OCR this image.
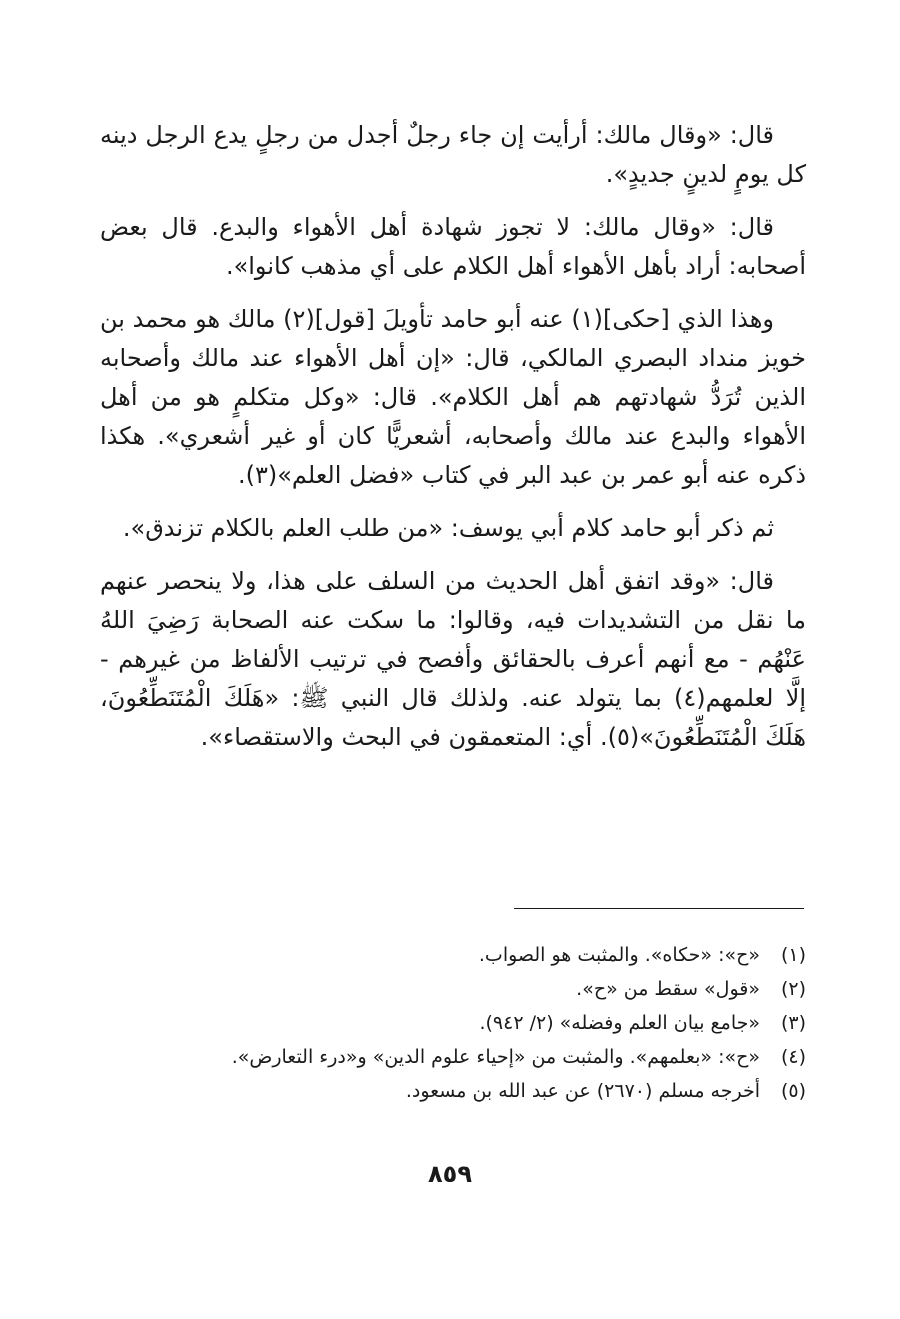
قال: «وقال مالك: أرأيت إن جاء رجلٌ أجدل من رجلٍ يدع الرجل دينه كل يومٍ لدينٍ جديدٍ».

قال: «وقال مالك: لا تجوز شهادة أهل الأهواء والبدع. قال بعض أصحابه: أراد بأهل الأهواء أهل الكلام على أي مذهب كانوا».

وهذا الذي [حكى](١) عنه أبو حامد تأويلَ [قول](٢) مالك هو محمد بن خويز منداد البصري المالكي، قال: «إن أهل الأهواء عند مالك وأصحابه الذين تُرَدُّ شهادتهم هم أهل الكلام». قال: «وكل متكلمٍ هو من أهل الأهواء والبدع عند مالك وأصحابه، أشعريًّا كان أو غير أشعري». هكذا ذكره عنه أبو عمر بن عبد البر في كتاب «فضل العلم»(٣).

ثم ذكر أبو حامد كلام أبي يوسف: «من طلب العلم بالكلام تزندق».

قال: «وقد اتفق أهل الحديث من السلف على هذا، ولا ينحصر عنهم ما نقل من التشديدات فيه، وقالوا: ما سكت عنه الصحابة رَضِيَ اللهُ عَنْهُم - مع أنهم أعرف بالحقائق وأفصح في ترتيب الألفاظ من غيرهم - إلَّا لعلمهم(٤) بما يتولد عنه. ولذلك قال النبي ﷺ: «هَلَكَ الْمُتَنَطِّعُونَ، هَلَكَ الْمُتَنَطِّعُونَ»(٥). أي: المتعمقون في البحث والاستقصاء».

(١)
«ح»: «حكاه». والمثبت هو الصواب.
(٢)
«قول» سقط من «ح».
(٣)
«جامع بيان العلم وفضله» (٢/ ٩٤٢).
(٤)
«ح»: «بعلمهم». والمثبت من «إحياء علوم الدين» و«درء التعارض».
(٥)
أخرجه مسلم (٢٦٧٠) عن عبد الله بن مسعود.
٨٥٩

+===+

» Required task
Skip the pictures, then retype every line above exactly.

» Full answer
OCR this image.
قال: «وقال مالك: أرأيت إن جاء رجلٌ أجدل من رجلٍ يدع الرجل دينه كل يومٍ لدينٍ جديدٍ».

قال: «وقال مالك: لا تجوز شهادة أهل الأهواء والبدع. قال بعض أصحابه: أراد بأهل الأهواء أهل الكلام على أي مذهب كانوا».

وهذا الذي [حكى](١) عنه أبو حامد تأويلَ [قول](٢) مالك هو محمد بن خويز منداد البصري المالكي، قال: «إن أهل الأهواء عند مالك وأصحابه الذين تُرَدُّ شهادتهم هم أهل الكلام». قال: «وكل متكلمٍ هو من أهل الأهواء والبدع عند مالك وأصحابه، أشعريًّا كان أو غير أشعري». هكذا ذكره عنه أبو عمر بن عبد البر في كتاب «فضل العلم»(٣).

ثم ذكر أبو حامد كلام أبي يوسف: «من طلب العلم بالكلام تزندق».

قال: «وقد اتفق أهل الحديث من السلف على هذا، ولا ينحصر عنهم ما نقل من التشديدات فيه، وقالوا: ما سكت عنه الصحابة رَضِيَ اللهُ عَنْهُم - مع أنهم أعرف بالحقائق وأفصح في ترتيب الألفاظ من غيرهم - إلَّا لعلمهم(٤) بما يتولد عنه. ولذلك قال النبي ﷺ: «هَلَكَ الْمُتَنَطِّعُونَ، هَلَكَ الْمُتَنَطِّعُونَ»(٥). أي: المتعمقون في البحث والاستقصاء».

(١)
«ح»: «حكاه». والمثبت هو الصواب.
(٢)
«قول» سقط من «ح».
(٣)
«جامع بيان العلم وفضله» (٢/ ٩٤٢).
(٤)
«ح»: «بعلمهم». والمثبت من «إحياء علوم الدين» و«درء التعارض».
(٥)
أخرجه مسلم (٢٦٧٠) عن عبد الله بن مسعود.
٨٥٩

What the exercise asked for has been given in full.